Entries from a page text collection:
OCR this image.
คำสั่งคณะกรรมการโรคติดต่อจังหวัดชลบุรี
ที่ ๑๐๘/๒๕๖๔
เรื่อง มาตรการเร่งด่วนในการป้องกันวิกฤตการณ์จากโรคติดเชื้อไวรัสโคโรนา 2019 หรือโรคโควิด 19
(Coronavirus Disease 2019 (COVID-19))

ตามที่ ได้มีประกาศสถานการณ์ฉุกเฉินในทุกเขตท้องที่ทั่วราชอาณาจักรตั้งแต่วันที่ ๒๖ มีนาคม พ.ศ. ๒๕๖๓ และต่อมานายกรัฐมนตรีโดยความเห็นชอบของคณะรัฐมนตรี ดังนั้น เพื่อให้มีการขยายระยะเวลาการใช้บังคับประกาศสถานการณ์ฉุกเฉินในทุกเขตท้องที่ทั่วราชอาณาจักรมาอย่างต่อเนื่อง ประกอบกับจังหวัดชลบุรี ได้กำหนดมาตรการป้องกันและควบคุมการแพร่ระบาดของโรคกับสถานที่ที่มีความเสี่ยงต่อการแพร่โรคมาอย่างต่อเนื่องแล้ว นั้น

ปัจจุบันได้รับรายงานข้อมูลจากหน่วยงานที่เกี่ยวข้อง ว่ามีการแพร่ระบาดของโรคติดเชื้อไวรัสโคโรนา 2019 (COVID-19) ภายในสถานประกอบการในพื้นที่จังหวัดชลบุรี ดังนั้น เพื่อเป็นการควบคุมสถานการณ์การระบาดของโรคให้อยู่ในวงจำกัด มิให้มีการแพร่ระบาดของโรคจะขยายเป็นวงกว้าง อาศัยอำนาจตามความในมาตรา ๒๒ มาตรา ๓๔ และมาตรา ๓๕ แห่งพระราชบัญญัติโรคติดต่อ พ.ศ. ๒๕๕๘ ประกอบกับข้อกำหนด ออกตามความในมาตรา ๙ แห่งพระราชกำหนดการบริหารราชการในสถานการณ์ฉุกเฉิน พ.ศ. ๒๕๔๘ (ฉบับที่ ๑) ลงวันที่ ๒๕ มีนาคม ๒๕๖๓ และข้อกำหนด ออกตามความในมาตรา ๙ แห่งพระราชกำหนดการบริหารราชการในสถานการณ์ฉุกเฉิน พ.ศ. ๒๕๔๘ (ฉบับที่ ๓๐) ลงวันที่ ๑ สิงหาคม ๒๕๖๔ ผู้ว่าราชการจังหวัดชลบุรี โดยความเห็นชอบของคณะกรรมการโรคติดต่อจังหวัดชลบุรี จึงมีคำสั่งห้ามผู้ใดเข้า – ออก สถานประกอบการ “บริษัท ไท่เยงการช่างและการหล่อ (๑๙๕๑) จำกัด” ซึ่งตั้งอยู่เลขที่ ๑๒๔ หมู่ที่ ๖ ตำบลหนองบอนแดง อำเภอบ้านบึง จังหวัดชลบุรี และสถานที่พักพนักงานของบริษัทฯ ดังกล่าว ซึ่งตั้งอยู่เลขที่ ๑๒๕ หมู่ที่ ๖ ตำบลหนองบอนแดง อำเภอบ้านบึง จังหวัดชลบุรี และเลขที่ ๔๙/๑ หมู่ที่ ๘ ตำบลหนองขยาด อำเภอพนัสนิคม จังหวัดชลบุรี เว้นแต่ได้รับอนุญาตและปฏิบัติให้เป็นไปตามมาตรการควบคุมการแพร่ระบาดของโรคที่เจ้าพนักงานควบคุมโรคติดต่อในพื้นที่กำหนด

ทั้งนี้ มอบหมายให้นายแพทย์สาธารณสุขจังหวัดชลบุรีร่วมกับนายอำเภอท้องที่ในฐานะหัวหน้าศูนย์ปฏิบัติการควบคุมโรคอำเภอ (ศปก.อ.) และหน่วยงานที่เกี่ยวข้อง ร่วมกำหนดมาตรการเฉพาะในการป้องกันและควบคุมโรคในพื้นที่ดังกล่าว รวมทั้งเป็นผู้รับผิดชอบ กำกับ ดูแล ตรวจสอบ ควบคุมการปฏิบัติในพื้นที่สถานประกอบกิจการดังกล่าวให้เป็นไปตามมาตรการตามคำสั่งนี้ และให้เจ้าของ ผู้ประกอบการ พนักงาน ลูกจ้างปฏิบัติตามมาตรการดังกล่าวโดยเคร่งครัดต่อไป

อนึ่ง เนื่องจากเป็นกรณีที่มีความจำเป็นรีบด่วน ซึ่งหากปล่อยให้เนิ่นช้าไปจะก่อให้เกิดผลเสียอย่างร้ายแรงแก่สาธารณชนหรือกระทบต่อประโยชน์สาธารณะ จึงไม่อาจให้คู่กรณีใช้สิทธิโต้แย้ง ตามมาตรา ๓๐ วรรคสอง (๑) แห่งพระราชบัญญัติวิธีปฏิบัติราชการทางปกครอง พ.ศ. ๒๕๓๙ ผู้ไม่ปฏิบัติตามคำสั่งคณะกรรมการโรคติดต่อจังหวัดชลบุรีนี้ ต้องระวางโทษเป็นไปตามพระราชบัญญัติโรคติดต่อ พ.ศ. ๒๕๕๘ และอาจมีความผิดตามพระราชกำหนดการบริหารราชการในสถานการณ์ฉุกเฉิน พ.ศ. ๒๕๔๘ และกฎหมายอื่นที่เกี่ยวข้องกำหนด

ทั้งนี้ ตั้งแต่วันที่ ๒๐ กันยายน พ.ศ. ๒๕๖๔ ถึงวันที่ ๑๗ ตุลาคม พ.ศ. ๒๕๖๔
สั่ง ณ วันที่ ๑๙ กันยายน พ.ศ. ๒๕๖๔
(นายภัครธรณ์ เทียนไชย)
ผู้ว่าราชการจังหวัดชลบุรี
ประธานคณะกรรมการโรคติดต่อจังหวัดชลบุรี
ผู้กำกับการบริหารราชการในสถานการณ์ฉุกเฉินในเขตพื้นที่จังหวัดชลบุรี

What is expected. All lines that contain the word "นยายน" must be copied from the records above.

Answer box.
ทั้งนี้ ตั้งแต่วันที่ ๒๐ กันยายน พ.ศ. ๒๕๖๔ ถึงวันที่ ๑๗ ตุลาคม พ.ศ. ๒๕๖๔
สั่ง ณ วันที่ ๑๙ กันยายน พ.ศ. ๒๕๖๔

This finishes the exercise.